-- START OF The records --

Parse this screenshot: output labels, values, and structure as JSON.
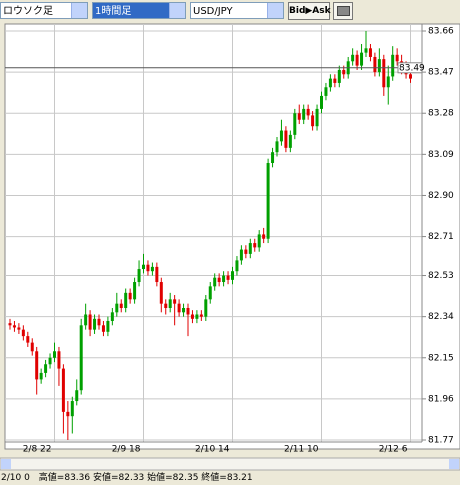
{
  "toolbar": {
    "chart_style": "ロウソク足",
    "timeframe": "1時間足",
    "pair": "USD/JPY",
    "button": "Bid▶Ask"
  },
  "status": "2/10 0　高値=83.36 安値=82.33 始値=82.35 終値=83.21",
  "chart_data": {
    "type": "candlestick",
    "categories": [
      null,
      null,
      null,
      null,
      null,
      null,
      null,
      null,
      null,
      null,
      "2/8 22",
      null,
      null,
      null,
      null,
      null,
      null,
      null,
      null,
      null,
      null,
      null,
      null,
      null,
      null,
      null,
      null,
      null,
      null,
      null,
      "2/9 18",
      null,
      null,
      null,
      null,
      null,
      null,
      null,
      null,
      null,
      null,
      null,
      null,
      null,
      null,
      null,
      null,
      null,
      null,
      null,
      "2/10 14",
      null,
      null,
      null,
      null,
      null,
      null,
      null,
      null,
      null,
      null,
      null,
      null,
      null,
      null,
      null,
      null,
      null,
      null,
      null,
      "2/11 10",
      null,
      null,
      null,
      null,
      null,
      null,
      null,
      null,
      null,
      null,
      null,
      null,
      null,
      null,
      null,
      null,
      null,
      null,
      null,
      "2/12 6"
    ],
    "open": [
      82.31,
      82.3,
      82.29,
      82.28,
      82.25,
      82.22,
      82.18,
      82.05,
      82.08,
      82.12,
      82.15,
      82.18,
      82.1,
      81.9,
      81.88,
      81.95,
      82.0,
      82.3,
      82.35,
      82.28,
      82.33,
      82.3,
      82.27,
      82.32,
      82.36,
      82.4,
      82.38,
      82.45,
      82.42,
      82.5,
      82.56,
      82.58,
      82.55,
      82.57,
      82.5,
      82.4,
      82.38,
      82.42,
      82.4,
      82.36,
      82.38,
      82.35,
      82.33,
      82.35,
      82.34,
      82.42,
      82.48,
      82.52,
      82.5,
      82.53,
      82.51,
      82.55,
      82.6,
      82.65,
      82.63,
      82.68,
      82.66,
      82.72,
      82.7,
      83.05,
      83.1,
      83.15,
      83.2,
      83.12,
      83.18,
      83.28,
      83.25,
      83.3,
      83.27,
      83.22,
      83.3,
      83.36,
      83.4,
      83.44,
      83.42,
      83.48,
      83.46,
      83.52,
      83.55,
      83.5,
      83.56,
      83.58,
      83.54,
      83.47,
      83.53,
      83.4,
      83.45,
      83.55,
      83.52,
      83.48,
      83.46
    ],
    "high": [
      82.33,
      82.32,
      82.31,
      82.3,
      82.27,
      82.24,
      82.2,
      82.1,
      82.14,
      82.17,
      82.22,
      82.2,
      82.12,
      81.95,
      81.97,
      82.05,
      82.33,
      82.4,
      82.37,
      82.35,
      82.35,
      82.32,
      82.34,
      82.38,
      82.45,
      82.42,
      82.47,
      82.47,
      82.52,
      82.6,
      82.63,
      82.6,
      82.59,
      82.59,
      82.52,
      82.42,
      82.45,
      82.44,
      82.42,
      82.4,
      82.4,
      82.37,
      82.37,
      82.37,
      82.44,
      82.5,
      82.54,
      82.54,
      82.55,
      82.55,
      82.57,
      82.62,
      82.67,
      82.67,
      82.7,
      82.7,
      82.74,
      82.75,
      83.07,
      83.12,
      83.17,
      83.25,
      83.22,
      83.2,
      83.3,
      83.32,
      83.32,
      83.32,
      83.29,
      83.32,
      83.38,
      83.42,
      83.46,
      83.46,
      83.5,
      83.5,
      83.54,
      83.58,
      83.57,
      83.6,
      83.66,
      83.6,
      83.56,
      83.58,
      83.55,
      83.5,
      83.59,
      83.58,
      83.55,
      83.52,
      83.48
    ],
    "low": [
      82.28,
      82.27,
      82.26,
      82.23,
      82.2,
      82.16,
      81.98,
      82.03,
      82.06,
      82.1,
      82.13,
      82.02,
      81.8,
      81.77,
      81.8,
      81.93,
      81.98,
      82.28,
      82.25,
      82.26,
      82.28,
      82.25,
      82.25,
      82.3,
      82.34,
      82.36,
      82.36,
      82.4,
      82.4,
      82.48,
      82.54,
      82.53,
      82.53,
      82.48,
      82.36,
      82.35,
      82.36,
      82.3,
      82.34,
      82.34,
      82.25,
      82.31,
      82.31,
      82.32,
      82.32,
      82.4,
      82.46,
      82.48,
      82.48,
      82.49,
      82.49,
      82.53,
      82.58,
      82.61,
      82.61,
      82.64,
      82.64,
      82.68,
      82.68,
      83.03,
      83.08,
      83.13,
      83.1,
      83.1,
      83.16,
      83.23,
      83.23,
      83.25,
      83.2,
      83.2,
      83.28,
      83.34,
      83.38,
      83.4,
      83.4,
      83.44,
      83.44,
      83.5,
      83.48,
      83.48,
      83.54,
      83.52,
      83.45,
      83.45,
      83.36,
      83.32,
      83.43,
      83.5,
      83.46,
      83.44,
      83.42
    ],
    "close": [
      82.3,
      82.29,
      82.28,
      82.25,
      82.22,
      82.18,
      82.05,
      82.08,
      82.12,
      82.15,
      82.18,
      82.1,
      81.9,
      81.88,
      81.95,
      82.0,
      82.3,
      82.35,
      82.28,
      82.33,
      82.3,
      82.27,
      82.32,
      82.36,
      82.4,
      82.38,
      82.45,
      82.42,
      82.5,
      82.56,
      82.58,
      82.55,
      82.57,
      82.5,
      82.4,
      82.38,
      82.42,
      82.4,
      82.36,
      82.38,
      82.35,
      82.33,
      82.35,
      82.34,
      82.42,
      82.48,
      82.52,
      82.5,
      82.53,
      82.51,
      82.55,
      82.6,
      82.65,
      82.63,
      82.68,
      82.66,
      82.72,
      82.7,
      83.05,
      83.1,
      83.15,
      83.2,
      83.12,
      83.18,
      83.28,
      83.25,
      83.3,
      83.27,
      83.22,
      83.3,
      83.36,
      83.4,
      83.44,
      83.42,
      83.48,
      83.46,
      83.52,
      83.55,
      83.5,
      83.56,
      83.58,
      83.54,
      83.47,
      83.53,
      83.4,
      83.45,
      83.55,
      83.52,
      83.48,
      83.46,
      83.44
    ],
    "up_color": "#00a000",
    "down_color": "#e00000",
    "ylim": [
      81.77,
      83.66
    ],
    "yticks": [
      81.77,
      81.96,
      82.15,
      82.34,
      82.53,
      82.71,
      {
        "value": 82.9,
        "label": "82.90"
      },
      83.09,
      83.28,
      83.47,
      83.66
    ],
    "grid": true,
    "current_price": 83.49
  }
}
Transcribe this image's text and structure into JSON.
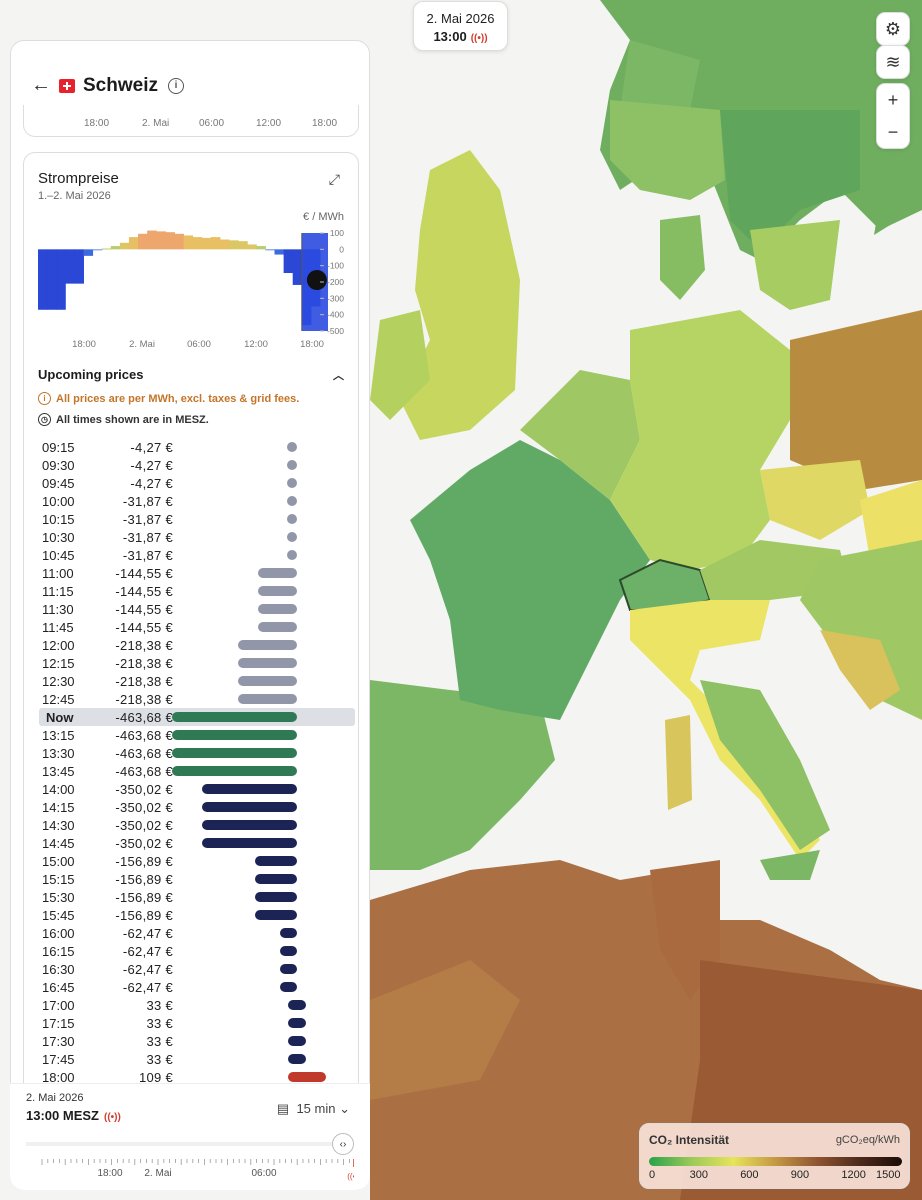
{
  "header_time": {
    "date": "2. Mai 2026",
    "time": "13:00"
  },
  "country": "Schweiz",
  "top_chart_ticks": [
    "18:00",
    "2. Mai",
    "06:00",
    "12:00",
    "18:00"
  ],
  "price_card": {
    "title": "Strompreise",
    "subtitle": "1.–2. Mai 2026",
    "unit": "€ / MWh",
    "y_ticks": [
      "100",
      "0",
      "-100",
      "-200",
      "-300",
      "-400",
      "-500"
    ],
    "x_ticks": [
      "18:00",
      "2. Mai",
      "06:00",
      "12:00",
      "18:00"
    ]
  },
  "chart_data": {
    "type": "bar",
    "ylabel": "€ / MWh",
    "ylim": [
      -500,
      100
    ],
    "values": [
      -370,
      -370,
      -370,
      -210,
      -210,
      -40,
      -5,
      5,
      20,
      40,
      75,
      95,
      115,
      110,
      105,
      95,
      85,
      75,
      70,
      75,
      60,
      55,
      50,
      30,
      20,
      -4,
      -32,
      -145,
      -218,
      -464,
      -350
    ]
  },
  "upcoming": {
    "title": "Upcoming prices",
    "note_price": "All prices are per MWh, excl. taxes & grid fees.",
    "note_time": "All times shown are in MESZ.",
    "now_label": "Now",
    "rows": [
      {
        "time": "09:15",
        "price": "-4,27 €",
        "value": -4.27
      },
      {
        "time": "09:30",
        "price": "-4,27 €",
        "value": -4.27
      },
      {
        "time": "09:45",
        "price": "-4,27 €",
        "value": -4.27
      },
      {
        "time": "10:00",
        "price": "-31,87 €",
        "value": -31.87
      },
      {
        "time": "10:15",
        "price": "-31,87 €",
        "value": -31.87
      },
      {
        "time": "10:30",
        "price": "-31,87 €",
        "value": -31.87
      },
      {
        "time": "10:45",
        "price": "-31,87 €",
        "value": -31.87
      },
      {
        "time": "11:00",
        "price": "-144,55 €",
        "value": -144.55
      },
      {
        "time": "11:15",
        "price": "-144,55 €",
        "value": -144.55
      },
      {
        "time": "11:30",
        "price": "-144,55 €",
        "value": -144.55
      },
      {
        "time": "11:45",
        "price": "-144,55 €",
        "value": -144.55
      },
      {
        "time": "12:00",
        "price": "-218,38 €",
        "value": -218.38
      },
      {
        "time": "12:15",
        "price": "-218,38 €",
        "value": -218.38
      },
      {
        "time": "12:30",
        "price": "-218,38 €",
        "value": -218.38
      },
      {
        "time": "12:45",
        "price": "-218,38 €",
        "value": -218.38
      },
      {
        "time": "Now",
        "price": "-463,68 €",
        "value": -463.68,
        "now": true
      },
      {
        "time": "13:15",
        "price": "-463,68 €",
        "value": -463.68
      },
      {
        "time": "13:30",
        "price": "-463,68 €",
        "value": -463.68
      },
      {
        "time": "13:45",
        "price": "-463,68 €",
        "value": -463.68
      },
      {
        "time": "14:00",
        "price": "-350,02 €",
        "value": -350.02
      },
      {
        "time": "14:15",
        "price": "-350,02 €",
        "value": -350.02
      },
      {
        "time": "14:30",
        "price": "-350,02 €",
        "value": -350.02
      },
      {
        "time": "14:45",
        "price": "-350,02 €",
        "value": -350.02
      },
      {
        "time": "15:00",
        "price": "-156,89 €",
        "value": -156.89
      },
      {
        "time": "15:15",
        "price": "-156,89 €",
        "value": -156.89
      },
      {
        "time": "15:30",
        "price": "-156,89 €",
        "value": -156.89
      },
      {
        "time": "15:45",
        "price": "-156,89 €",
        "value": -156.89
      },
      {
        "time": "16:00",
        "price": "-62,47 €",
        "value": -62.47
      },
      {
        "time": "16:15",
        "price": "-62,47 €",
        "value": -62.47
      },
      {
        "time": "16:30",
        "price": "-62,47 €",
        "value": -62.47
      },
      {
        "time": "16:45",
        "price": "-62,47 €",
        "value": -62.47
      },
      {
        "time": "17:00",
        "price": "33 €",
        "value": 33
      },
      {
        "time": "17:15",
        "price": "33 €",
        "value": 33
      },
      {
        "time": "17:30",
        "price": "33 €",
        "value": 33
      },
      {
        "time": "17:45",
        "price": "33 €",
        "value": 33
      },
      {
        "time": "18:00",
        "price": "109 €",
        "value": 109
      }
    ]
  },
  "bottom": {
    "date": "2. Mai 2026",
    "time": "13:00 MESZ",
    "interval": "15 min",
    "ticks": [
      "18:00",
      "2. Mai",
      "06:00"
    ]
  },
  "legend": {
    "title": "CO₂ Intensität",
    "unit": "gCO₂eq/kWh",
    "ticks": [
      "0",
      "300",
      "600",
      "900",
      "1200",
      "1500"
    ]
  },
  "colors": {
    "past_bar": "#9196a8",
    "now_bar": "#2f7a55",
    "future_neg": "#1b2455",
    "future_pos": "#c0392b",
    "live": "#d43c2c"
  }
}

-- END OF The records --

- **Problem requirements**
Extract all lines containing the word "MESZ".

- **Full response**
    "note_time": "All times shown are in MESZ.",
    "time": "13:00 MESZ",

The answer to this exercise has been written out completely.